(Saved data entries)
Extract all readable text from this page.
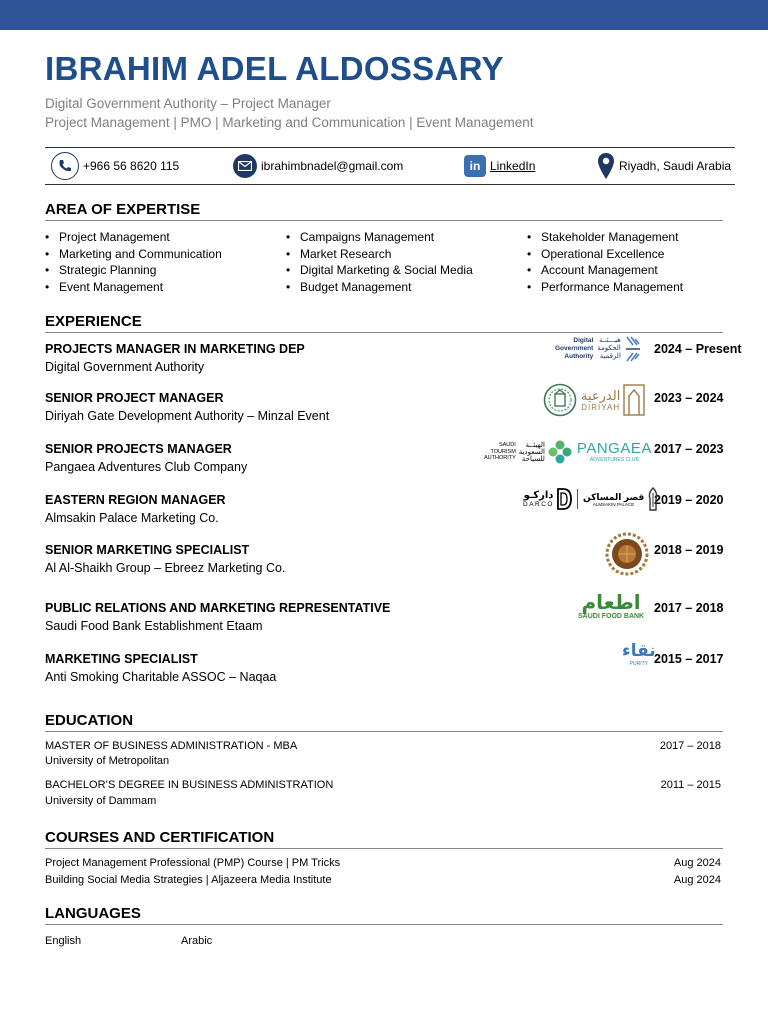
IBRAHIM ADEL ALDOSSARY
Digital Government Authority – Project Manager
Project Management | PMO | Marketing and Communication | Event Management
+966 56 8620 115	ibrahimbnadel@gmail.com	in LinkedIn	Riyadh, Saudi Arabia
AREA OF EXPERTISE
• Project Management
• Marketing and Communication
• Strategic Planning
• Event Management
• Campaigns Management
• Market Research
• Digital Marketing & Social Media
• Budget Management
• Stakeholder Management
• Operational Excellence
• Account Management
• Performance Management
EXPERIENCE
PROJECTS MANAGER IN MARKETING DEP
Digital Government Authority
2024 – Present
SENIOR PROJECT MANAGER
Diriyah Gate Development Authority – Minzal Event
2023 – 2024
SENIOR PROJECTS MANAGER
Pangaea Adventures Club Company
2017 – 2023
EASTERN REGION MANAGER
Almsakin Palace Marketing Co.
2019 – 2020
SENIOR MARKETING SPECIALIST
Al Al-Shaikh Group – Ebreez Marketing Co.
2018 – 2019
PUBLIC RELATIONS AND MARKETING REPRESENTATIVE
Saudi Food Bank Establishment Etaam
2017 – 2018
MARKETING SPECIALIST
Anti Smoking Charitable ASSOC – Naqaa
2015 – 2017
Digital
Government
Authority
هيـــئــة
الحكومة
الرقمية
الدرعية
DIRIYAH
SAUDI
TOURISM
AUTHORITY
الهيئــة
السعودية
للسياحة
PANGAEA
ADVENTURES CLUB
داركـو
DARCO
قصر المساكن
ALMSAKIN PALACE
اطعام
SAUDI FOOD BANK
نقاء
PURITY
EDUCATION
MASTER OF BUSINESS ADMINISTRATION - MBA
University of Metropolitan
2017 – 2018
BACHELOR’S DEGREE IN BUSINESS ADMINISTRATION
University of Dammam
2011 – 2015
COURSES AND CERTIFICATION
Project Management Professional (PMP) Course | PM Tricks	Aug 2024
Building Social Media Strategies | Aljazeera Media Institute	Aug 2024
LANGUAGES
English	Arabic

* **Exercise directions**
Keep only those lines of the records that hold "Digital", and return them.

* **Solution to this task**
Digital Government Authority – Project Manager
• Digital Marketing & Social Media
Digital Government Authority
Digital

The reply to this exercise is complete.